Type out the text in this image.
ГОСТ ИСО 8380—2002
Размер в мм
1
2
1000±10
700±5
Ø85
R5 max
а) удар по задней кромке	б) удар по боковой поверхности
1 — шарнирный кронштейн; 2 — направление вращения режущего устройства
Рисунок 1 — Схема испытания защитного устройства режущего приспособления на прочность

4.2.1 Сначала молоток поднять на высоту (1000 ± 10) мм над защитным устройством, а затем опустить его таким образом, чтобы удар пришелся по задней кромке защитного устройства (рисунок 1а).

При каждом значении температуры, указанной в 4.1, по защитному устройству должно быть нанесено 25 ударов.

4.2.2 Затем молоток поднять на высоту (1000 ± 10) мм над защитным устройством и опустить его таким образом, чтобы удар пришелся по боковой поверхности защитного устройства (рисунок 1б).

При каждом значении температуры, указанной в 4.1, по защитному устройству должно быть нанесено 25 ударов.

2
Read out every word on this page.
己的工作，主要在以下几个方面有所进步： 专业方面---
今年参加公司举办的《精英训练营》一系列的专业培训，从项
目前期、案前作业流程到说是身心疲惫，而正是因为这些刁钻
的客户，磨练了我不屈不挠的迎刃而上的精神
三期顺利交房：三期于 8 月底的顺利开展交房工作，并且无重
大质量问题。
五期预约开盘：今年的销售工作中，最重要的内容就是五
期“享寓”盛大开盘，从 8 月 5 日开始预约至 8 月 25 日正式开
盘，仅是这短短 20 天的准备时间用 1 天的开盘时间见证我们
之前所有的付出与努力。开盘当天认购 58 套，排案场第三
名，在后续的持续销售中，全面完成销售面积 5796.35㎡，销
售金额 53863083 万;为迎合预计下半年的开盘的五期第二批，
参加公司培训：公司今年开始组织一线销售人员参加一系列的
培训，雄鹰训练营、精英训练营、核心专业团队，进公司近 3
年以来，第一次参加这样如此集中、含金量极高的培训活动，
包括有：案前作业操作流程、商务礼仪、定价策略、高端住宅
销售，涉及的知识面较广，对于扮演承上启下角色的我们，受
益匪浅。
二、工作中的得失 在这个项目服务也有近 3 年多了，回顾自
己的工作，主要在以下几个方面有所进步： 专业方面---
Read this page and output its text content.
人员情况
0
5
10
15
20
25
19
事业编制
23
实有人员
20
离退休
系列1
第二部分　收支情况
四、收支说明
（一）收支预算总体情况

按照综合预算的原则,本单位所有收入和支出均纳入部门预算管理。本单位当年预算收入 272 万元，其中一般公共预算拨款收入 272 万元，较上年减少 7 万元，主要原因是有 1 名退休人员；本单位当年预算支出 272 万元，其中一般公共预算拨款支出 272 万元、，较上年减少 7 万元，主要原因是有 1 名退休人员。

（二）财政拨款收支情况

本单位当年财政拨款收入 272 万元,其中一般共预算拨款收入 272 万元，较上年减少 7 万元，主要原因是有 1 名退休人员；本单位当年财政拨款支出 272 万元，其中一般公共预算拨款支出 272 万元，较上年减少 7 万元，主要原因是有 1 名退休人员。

#### The request:
Write the material out exactly, with nothing left out.

#### Solution to the exercise:
Type out the text in this image.
ГОСТ ИСО 8380—2002
Размер в мм
1
2
1000±10
700±5
Ø85
R5 max
а) удар по задней кромке	б) удар по боковой поверхности
1 — шарнирный кронштейн; 2 — направление вращения режущего устройства
Рисунок 1 — Схема испытания защитного устройства режущего приспособления на прочность

4.2.1 Сначала молоток поднять на высоту (1000 ± 10) мм над защитным устройством, а затем опустить его таким образом, чтобы удар пришелся по задней кромке защитного устройства (рисунок 1а).

При каждом значении температуры, указанной в 4.1, по защитному устройству должно быть нанесено 25 ударов.

4.2.2 Затем молоток поднять на высоту (1000 ± 10) мм над защитным устройством и опустить его таким образом, чтобы удар пришелся по боковой поверхности защитного устройства (рисунок 1б).

При каждом значении температуры, указанной в 4.1, по защитному устройству должно быть нанесено 25 ударов.

2
Read out every word on this page.
己的工作，主要在以下几个方面有所进步： 专业方面---
今年参加公司举办的《精英训练营》一系列的专业培训，从项
目前期、案前作业流程到说是身心疲惫，而正是因为这些刁钻
的客户，磨练了我不屈不挠的迎刃而上的精神
三期顺利交房：三期于 8 月底的顺利开展交房工作，并且无重
大质量问题。
五期预约开盘：今年的销售工作中，最重要的内容就是五
期“享寓”盛大开盘，从 8 月 5 日开始预约至 8 月 25 日正式开
盘，仅是这短短 20 天的准备时间用 1 天的开盘时间见证我们
之前所有的付出与努力。开盘当天认购 58 套，排案场第三
名，在后续的持续销售中，全面完成销售面积 5796.35㎡，销
售金额 53863083 万;为迎合预计下半年的开盘的五期第二批，
参加公司培训：公司今年开始组织一线销售人员参加一系列的
培训，雄鹰训练营、精英训练营、核心专业团队，进公司近 3
年以来，第一次参加这样如此集中、含金量极高的培训活动，
包括有：案前作业操作流程、商务礼仪、定价策略、高端住宅
销售，涉及的知识面较广，对于扮演承上启下角色的我们，受
益匪浅。
二、工作中的得失 在这个项目服务也有近 3 年多了，回顾自
己的工作，主要在以下几个方面有所进步： 专业方面---
Read this page and output its text content.
人员情况
0
5
10
15
20
25
19
事业编制
23
实有人员
20
离退休
系列1
第二部分　收支情况
四、收支说明
（一）收支预算总体情况

按照综合预算的原则,本单位所有收入和支出均纳入部门预算管理。本单位当年预算收入 272 万元，其中一般公共预算拨款收入 272 万元，较上年减少 7 万元，主要原因是有 1 名退休人员；本单位当年预算支出 272 万元，其中一般公共预算拨款支出 272 万元、，较上年减少 7 万元，主要原因是有 1 名退休人员。

（二）财政拨款收支情况

本单位当年财政拨款收入 272 万元,其中一般共预算拨款收入 272 万元，较上年减少 7 万元，主要原因是有 1 名退休人员；本单位当年财政拨款支出 272 万元，其中一般公共预算拨款支出 272 万元，较上年减少 7 万元，主要原因是有 1 名退休人员。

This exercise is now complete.